YOUR GOAL: Determine the number of lines that have the string "JSON" in them, and give only that number.

Figure dataset records
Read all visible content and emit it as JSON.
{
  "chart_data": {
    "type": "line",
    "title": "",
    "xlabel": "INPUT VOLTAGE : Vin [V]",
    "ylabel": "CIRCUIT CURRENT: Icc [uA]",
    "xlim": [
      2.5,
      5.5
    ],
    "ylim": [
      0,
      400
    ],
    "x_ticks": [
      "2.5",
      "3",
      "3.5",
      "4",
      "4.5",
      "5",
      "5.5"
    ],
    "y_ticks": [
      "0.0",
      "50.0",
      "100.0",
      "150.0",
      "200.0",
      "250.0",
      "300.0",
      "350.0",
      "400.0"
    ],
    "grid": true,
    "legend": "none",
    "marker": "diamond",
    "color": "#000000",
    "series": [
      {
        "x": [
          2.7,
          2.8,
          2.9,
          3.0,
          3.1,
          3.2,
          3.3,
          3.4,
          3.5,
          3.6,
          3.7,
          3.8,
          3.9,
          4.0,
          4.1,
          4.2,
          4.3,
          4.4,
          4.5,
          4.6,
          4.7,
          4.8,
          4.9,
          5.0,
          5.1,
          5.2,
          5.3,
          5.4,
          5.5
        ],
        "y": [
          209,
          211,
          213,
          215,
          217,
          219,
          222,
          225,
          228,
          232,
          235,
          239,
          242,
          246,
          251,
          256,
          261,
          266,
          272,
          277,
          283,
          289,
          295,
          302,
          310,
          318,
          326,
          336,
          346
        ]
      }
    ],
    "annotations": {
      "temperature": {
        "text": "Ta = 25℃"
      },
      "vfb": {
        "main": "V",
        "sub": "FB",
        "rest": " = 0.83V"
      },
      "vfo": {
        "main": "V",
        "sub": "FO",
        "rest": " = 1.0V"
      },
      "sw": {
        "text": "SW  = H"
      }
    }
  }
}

---

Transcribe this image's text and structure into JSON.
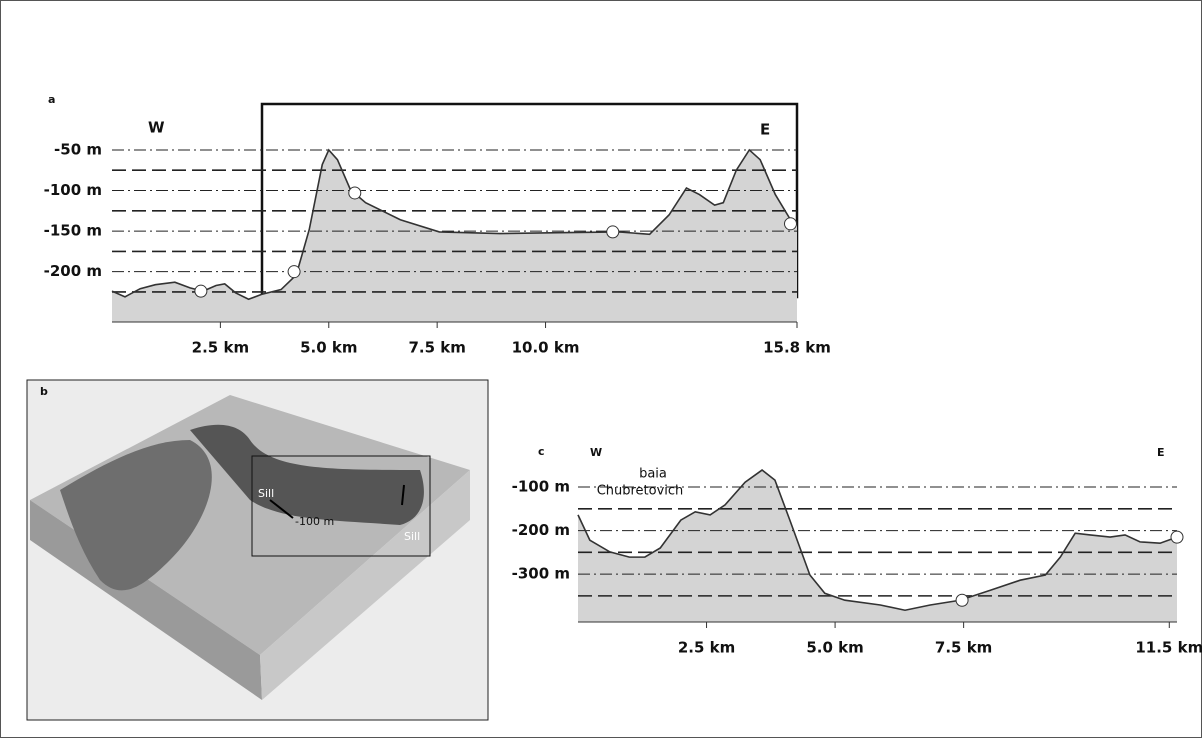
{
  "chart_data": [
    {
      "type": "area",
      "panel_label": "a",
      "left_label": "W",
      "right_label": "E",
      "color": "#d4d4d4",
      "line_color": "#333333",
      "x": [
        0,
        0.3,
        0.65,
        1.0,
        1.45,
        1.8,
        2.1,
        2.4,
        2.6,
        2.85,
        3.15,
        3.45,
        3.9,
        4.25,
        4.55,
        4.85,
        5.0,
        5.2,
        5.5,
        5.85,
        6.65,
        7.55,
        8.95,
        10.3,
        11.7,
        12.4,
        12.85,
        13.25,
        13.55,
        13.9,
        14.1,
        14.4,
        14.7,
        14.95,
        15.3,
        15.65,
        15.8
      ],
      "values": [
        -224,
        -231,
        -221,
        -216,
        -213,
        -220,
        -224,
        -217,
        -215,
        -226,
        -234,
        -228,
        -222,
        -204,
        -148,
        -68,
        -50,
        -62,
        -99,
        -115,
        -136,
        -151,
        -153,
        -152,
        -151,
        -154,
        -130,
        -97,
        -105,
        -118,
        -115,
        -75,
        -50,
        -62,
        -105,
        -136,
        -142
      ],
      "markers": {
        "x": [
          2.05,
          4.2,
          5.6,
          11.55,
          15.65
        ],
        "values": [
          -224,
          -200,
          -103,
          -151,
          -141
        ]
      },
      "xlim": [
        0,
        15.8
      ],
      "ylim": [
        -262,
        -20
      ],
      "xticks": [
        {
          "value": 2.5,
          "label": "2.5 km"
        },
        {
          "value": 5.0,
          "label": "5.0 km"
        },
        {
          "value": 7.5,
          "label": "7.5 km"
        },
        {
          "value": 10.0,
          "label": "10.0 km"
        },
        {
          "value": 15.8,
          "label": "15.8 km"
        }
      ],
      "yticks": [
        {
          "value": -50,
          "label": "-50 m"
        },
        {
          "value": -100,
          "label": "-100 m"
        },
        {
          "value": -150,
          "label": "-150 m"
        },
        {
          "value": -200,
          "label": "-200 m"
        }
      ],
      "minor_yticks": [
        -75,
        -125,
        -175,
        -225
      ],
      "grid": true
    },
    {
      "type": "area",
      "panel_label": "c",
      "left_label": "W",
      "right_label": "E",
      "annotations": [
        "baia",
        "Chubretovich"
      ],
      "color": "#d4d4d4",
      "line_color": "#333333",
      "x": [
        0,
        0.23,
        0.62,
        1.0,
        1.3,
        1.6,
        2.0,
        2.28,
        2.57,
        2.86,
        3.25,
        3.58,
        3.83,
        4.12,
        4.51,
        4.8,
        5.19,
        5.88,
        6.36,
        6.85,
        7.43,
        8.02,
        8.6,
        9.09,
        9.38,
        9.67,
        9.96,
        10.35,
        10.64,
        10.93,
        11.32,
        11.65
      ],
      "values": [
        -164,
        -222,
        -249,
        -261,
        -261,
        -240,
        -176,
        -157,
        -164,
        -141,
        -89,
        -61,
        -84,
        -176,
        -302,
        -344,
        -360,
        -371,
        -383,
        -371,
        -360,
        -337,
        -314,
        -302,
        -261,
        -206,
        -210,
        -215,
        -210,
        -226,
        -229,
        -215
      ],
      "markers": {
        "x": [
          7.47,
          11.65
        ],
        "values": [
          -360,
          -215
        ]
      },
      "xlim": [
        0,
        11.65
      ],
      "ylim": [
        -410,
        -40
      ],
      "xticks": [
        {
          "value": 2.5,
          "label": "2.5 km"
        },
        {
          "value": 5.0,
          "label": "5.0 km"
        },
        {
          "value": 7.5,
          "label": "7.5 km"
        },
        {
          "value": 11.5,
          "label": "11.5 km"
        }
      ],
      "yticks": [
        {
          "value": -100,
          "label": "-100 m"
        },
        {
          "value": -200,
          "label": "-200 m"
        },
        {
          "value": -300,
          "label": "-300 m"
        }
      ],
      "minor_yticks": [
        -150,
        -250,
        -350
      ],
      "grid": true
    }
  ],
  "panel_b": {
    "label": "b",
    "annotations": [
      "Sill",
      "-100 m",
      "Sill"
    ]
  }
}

EXERCISE ANSWER: 2